**Problem statement**
Go through the listing below and gather every line with the word "glyph".

--- Begin Information supplied ---

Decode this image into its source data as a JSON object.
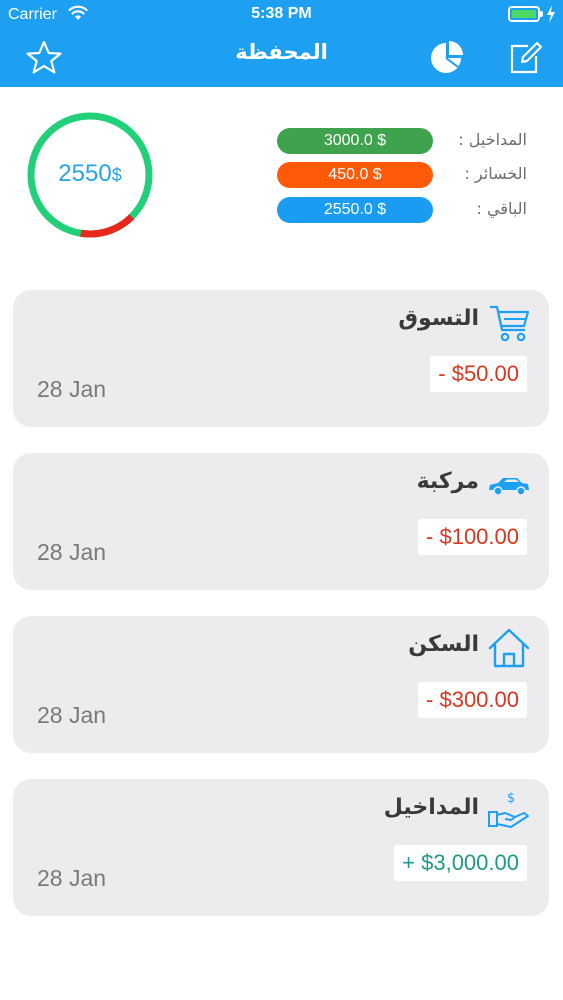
{
  "status_bar": {
    "carrier": "Carrier",
    "time": "5:38 PM"
  },
  "nav": {
    "title": "المحفظة",
    "left_icon": "star-icon",
    "right_icons": [
      "pie-chart-icon",
      "edit-icon"
    ]
  },
  "summary": {
    "ring_value": "2550",
    "ring_currency": "$",
    "spent_fraction": 0.15,
    "rows": [
      {
        "label": "المداخيل :",
        "value": "3000.0 $",
        "color": "#3fa34d"
      },
      {
        "label": "الخسائر :",
        "value": "450.0 $",
        "color": "#ff5a0a"
      },
      {
        "label": "الباقي :",
        "value": "2550.0 $",
        "color": "#1a9cf2"
      }
    ]
  },
  "colors": {
    "accent": "#1d9ff2",
    "ring_main": "#22d07a",
    "ring_spent": "#e8281c"
  },
  "transactions": [
    {
      "title": "التسوق",
      "amount": "- $50.00",
      "type": "expense",
      "date": "28 Jan",
      "icon": "shopping-cart-icon"
    },
    {
      "title": "مركبة",
      "amount": "- $100.00",
      "type": "expense",
      "date": "28 Jan",
      "icon": "car-icon"
    },
    {
      "title": "السكن",
      "amount": "- $300.00",
      "type": "expense",
      "date": "28 Jan",
      "icon": "house-icon"
    },
    {
      "title": "المداخيل",
      "amount": "+ $3,000.00",
      "type": "income",
      "date": "28 Jan",
      "icon": "money-hand-icon"
    }
  ]
}
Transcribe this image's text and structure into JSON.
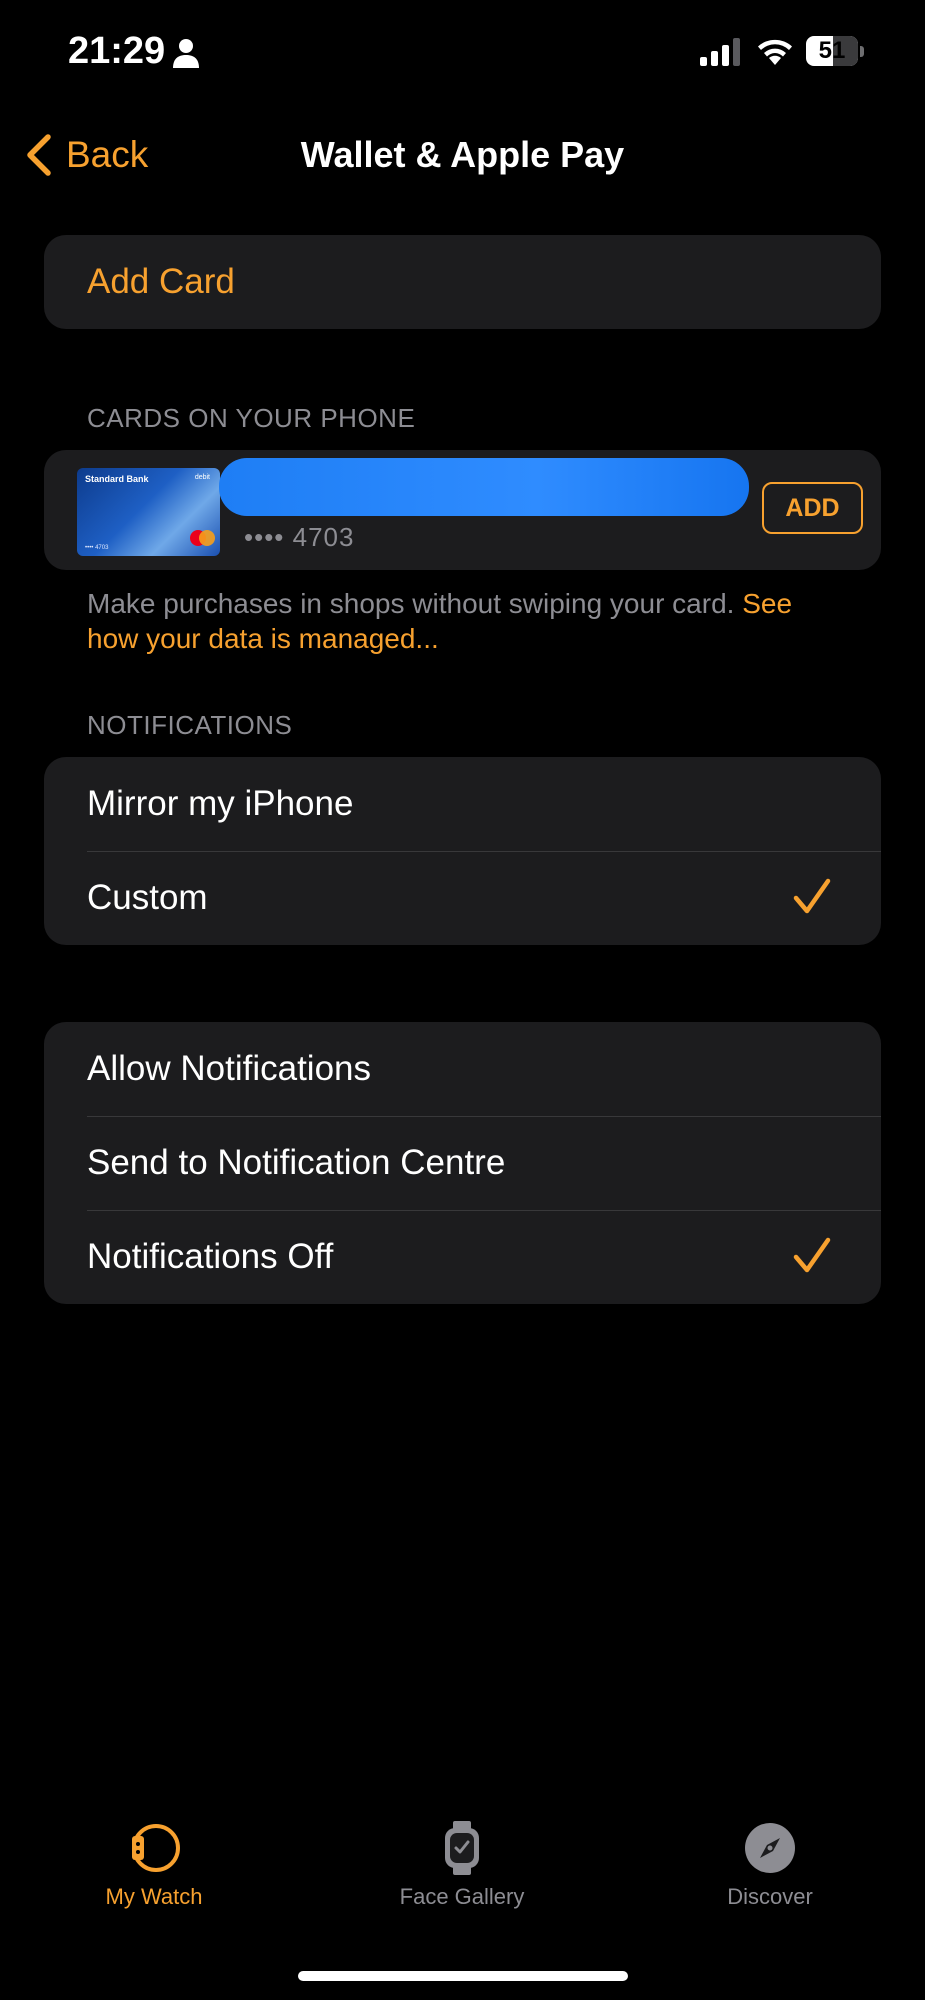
{
  "status_bar": {
    "time": "21:29",
    "battery": "51",
    "battery_level": 0.51
  },
  "nav": {
    "back_label": "Back",
    "title": "Wallet & Apple Pay"
  },
  "add_card": {
    "label": "Add Card"
  },
  "cards_section": {
    "header": "CARDS ON YOUR PHONE",
    "card": {
      "bank": "Standard Bank",
      "type": "debit",
      "number_masked": "•••• 4703",
      "thumb_number": "•••• 4703",
      "add_label": "ADD"
    },
    "footer_text": "Make purchases in shops without swiping your card.",
    "footer_link": "See how your data is managed..."
  },
  "notifications_section": {
    "header": "NOTIFICATIONS",
    "mode_options": [
      {
        "label": "Mirror my iPhone",
        "checked": false
      },
      {
        "label": "Custom",
        "checked": true
      }
    ],
    "custom_options": [
      {
        "label": "Allow Notifications",
        "checked": false
      },
      {
        "label": "Send to Notification Centre",
        "checked": false
      },
      {
        "label": "Notifications Off",
        "checked": true
      }
    ]
  },
  "tab_bar": {
    "tabs": [
      {
        "label": "My Watch",
        "icon": "watch-icon",
        "active": true
      },
      {
        "label": "Face Gallery",
        "icon": "watch-face-icon",
        "active": false
      },
      {
        "label": "Discover",
        "icon": "compass-icon",
        "active": false
      }
    ]
  },
  "colors": {
    "accent": "#f7a12f",
    "background": "#000000",
    "group": "#1c1c1e",
    "secondary_text": "#8d8d93"
  }
}
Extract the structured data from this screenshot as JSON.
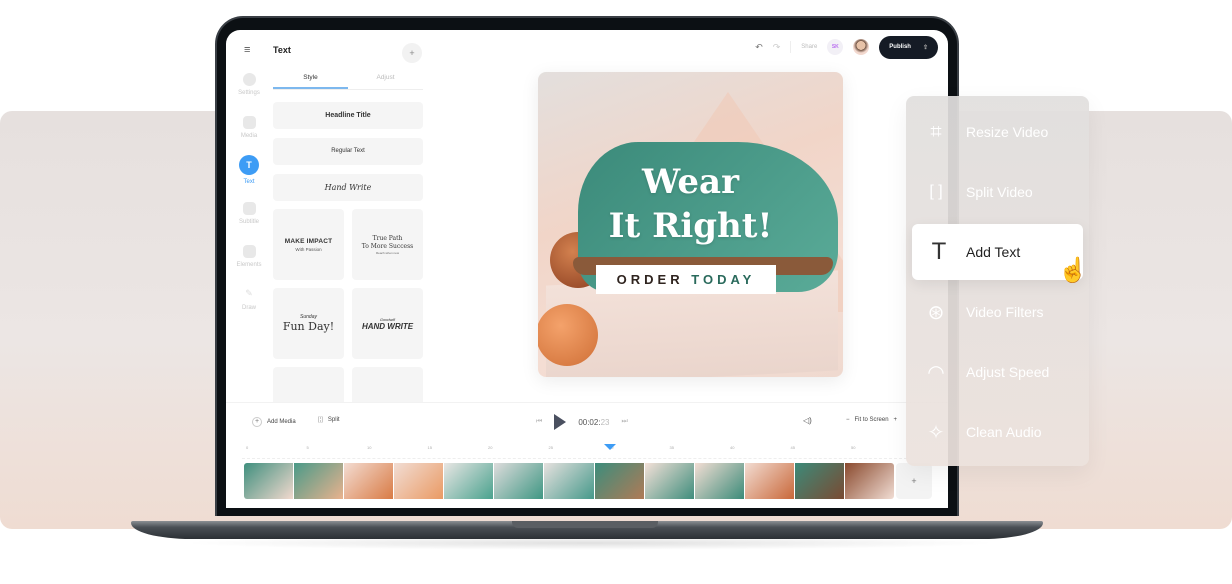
{
  "left_rail": {
    "menu_icon": "hamburger-icon",
    "items": [
      {
        "label": "Settings",
        "icon": "settings-icon"
      },
      {
        "label": "Media",
        "icon": "image-icon"
      },
      {
        "label": "Text",
        "icon": "text-icon",
        "active": true
      },
      {
        "label": "Subtitle",
        "icon": "subtitle-icon"
      },
      {
        "label": "Elements",
        "icon": "elements-icon"
      },
      {
        "label": "Draw",
        "icon": "pencil-icon"
      }
    ]
  },
  "panel": {
    "title": "Text",
    "add_label": "+",
    "tabs": [
      {
        "label": "Style",
        "active": true
      },
      {
        "label": "Adjust"
      }
    ],
    "styles": {
      "headline": "Headline Title",
      "regular": "Regular Text",
      "hand": "Hand Write",
      "make_impact": "MAKE IMPACT",
      "make_impact_sub": "With Passion",
      "true_path": "True Path",
      "true_path_2": "To More Success",
      "true_path_sub": "Reach when new",
      "fun_day_top": "Sunday",
      "fun_day": "Fun Day!",
      "hand_write_top": "Goodwill",
      "hand_write": "HAND WRITE"
    }
  },
  "topbar": {
    "undo_icon": "↶",
    "redo_icon": "↷",
    "share_label": "Share",
    "collab_initials": "SK",
    "publish_label": "Publish",
    "publish_icon": "⇪"
  },
  "canvas": {
    "headline_line1": "Wear",
    "headline_line2": "It Right!",
    "cta_part1": "ORDER",
    "cta_part2": "TODAY"
  },
  "timeline": {
    "add_media_label": "Add Media",
    "split_label": "Split",
    "time_main": "00:02:",
    "time_frames": "23",
    "fit_label": "Fit to Screen",
    "zoom_out": "−",
    "zoom_in": "+",
    "ruler_ticks": [
      "0",
      "5",
      "10",
      "15",
      "20",
      "25",
      "30",
      "35",
      "40",
      "45",
      "50"
    ],
    "playhead_time": 30,
    "add_clip_label": "+",
    "frame_count": 13
  },
  "floating_menu": {
    "items": [
      {
        "label": "Resize Video",
        "icon": "crop-icon",
        "glyph": "⌗"
      },
      {
        "label": "Split Video",
        "icon": "split-icon",
        "glyph": "[ ]"
      },
      {
        "label": "Add Text",
        "icon": "text-icon",
        "glyph": "T",
        "active": true
      },
      {
        "label": "Video Filters",
        "icon": "filters-icon",
        "glyph": "⊛"
      },
      {
        "label": "Adjust Speed",
        "icon": "speedometer-icon",
        "glyph": "◠"
      },
      {
        "label": "Clean Audio",
        "icon": "sparkle-icon",
        "glyph": "✧"
      }
    ]
  },
  "colors": {
    "accent": "#3d9cf5",
    "publish_bg": "#151b25",
    "shoe_teal": "#4a9a88"
  }
}
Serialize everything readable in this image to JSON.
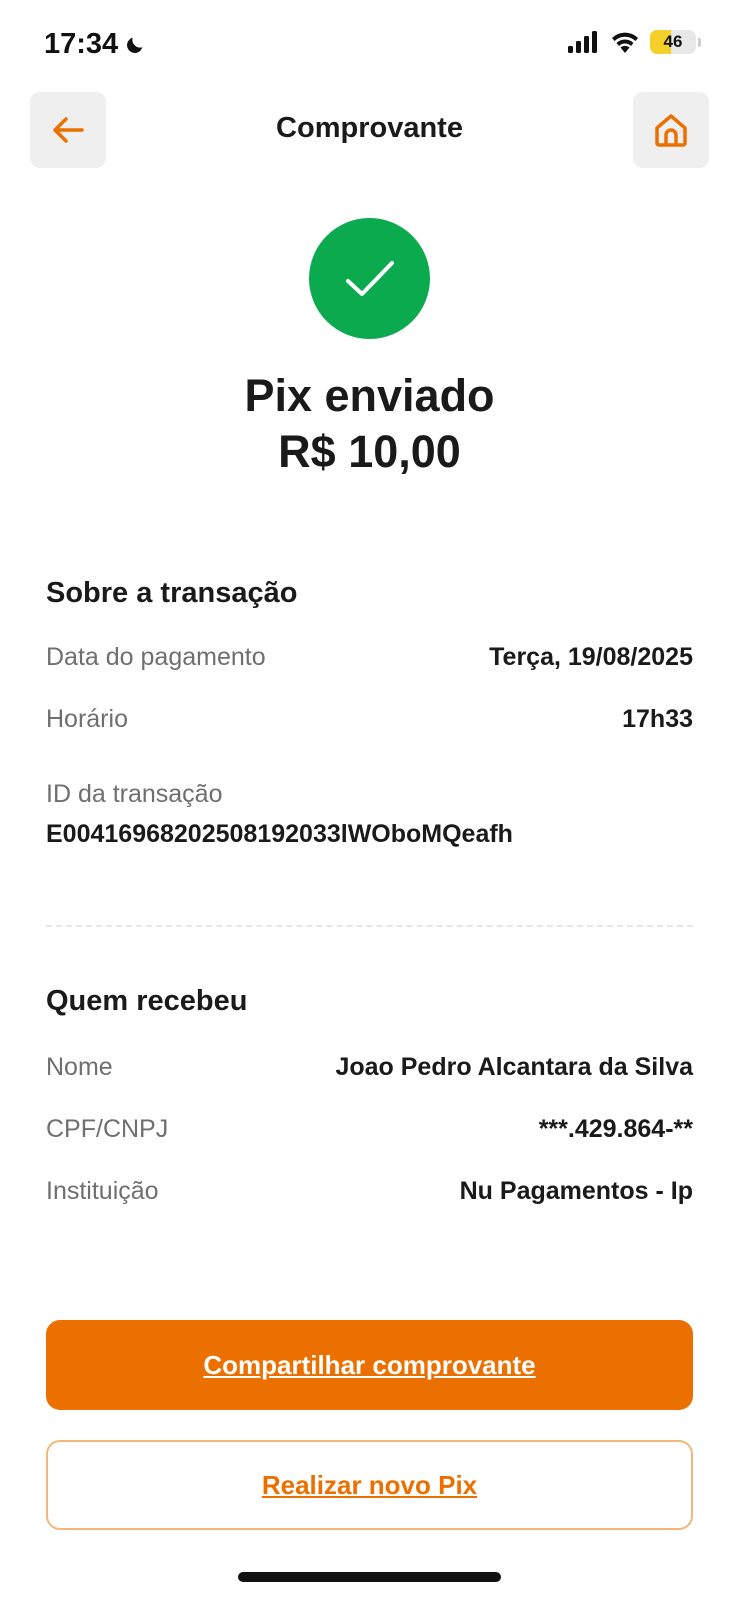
{
  "status_bar": {
    "time": "17:34",
    "battery": "46",
    "battery_level": 0.46,
    "battery_color": "#f5cf2a"
  },
  "header": {
    "title": "Comprovante",
    "back_icon": "arrow-left-icon",
    "home_icon": "home-icon"
  },
  "success": {
    "icon": "checkmark-icon",
    "title": "Pix enviado",
    "amount": "R$ 10,00"
  },
  "transaction": {
    "title": "Sobre a transação",
    "date_label": "Data do pagamento",
    "date_value": "Terça, 19/08/2025",
    "time_label": "Horário",
    "time_value": "17h33",
    "id_label": "ID da transação",
    "id_value": "E00416968202508192033lWOboMQeafh"
  },
  "recipient": {
    "title": "Quem recebeu",
    "name_label": "Nome",
    "name_value": "Joao Pedro Alcantara da Silva",
    "doc_label": "CPF/CNPJ",
    "doc_value": "***.429.864-**",
    "institution_label": "Instituição",
    "institution_value": "Nu Pagamentos - Ip"
  },
  "actions": {
    "share_label": "Compartilhar comprovante",
    "new_pix_label": "Realizar novo Pix"
  },
  "colors": {
    "accent": "#ec7000",
    "success": "#0baa4f"
  }
}
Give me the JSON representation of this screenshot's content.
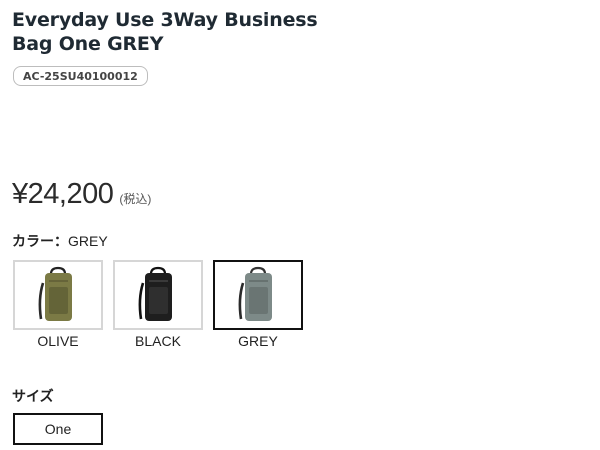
{
  "product": {
    "title": "Everyday Use 3Way Business Bag One GREY",
    "sku": "AC-25SU40100012",
    "price": "¥24,200",
    "tax_note": "(税込)"
  },
  "color": {
    "label": "カラー：",
    "selected": "GREY",
    "options": [
      {
        "name": "OLIVE",
        "icon": "backpack-olive-image",
        "body_color": "#7b7a45",
        "selected": false
      },
      {
        "name": "BLACK",
        "icon": "backpack-black-image",
        "body_color": "#1e1e1e",
        "selected": false
      },
      {
        "name": "GREY",
        "icon": "backpack-grey-image",
        "body_color": "#7d8a88",
        "selected": true
      }
    ]
  },
  "size": {
    "label": "サイズ",
    "options": [
      {
        "name": "One",
        "selected": true
      }
    ]
  }
}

--- End Information supplied ---

**Response**
        "glyph": "⌗"
        "glyph": "[ ]"
        "glyph": "T",
        "glyph": "⊛"
        "glyph": "◠"
        "glyph": "✧"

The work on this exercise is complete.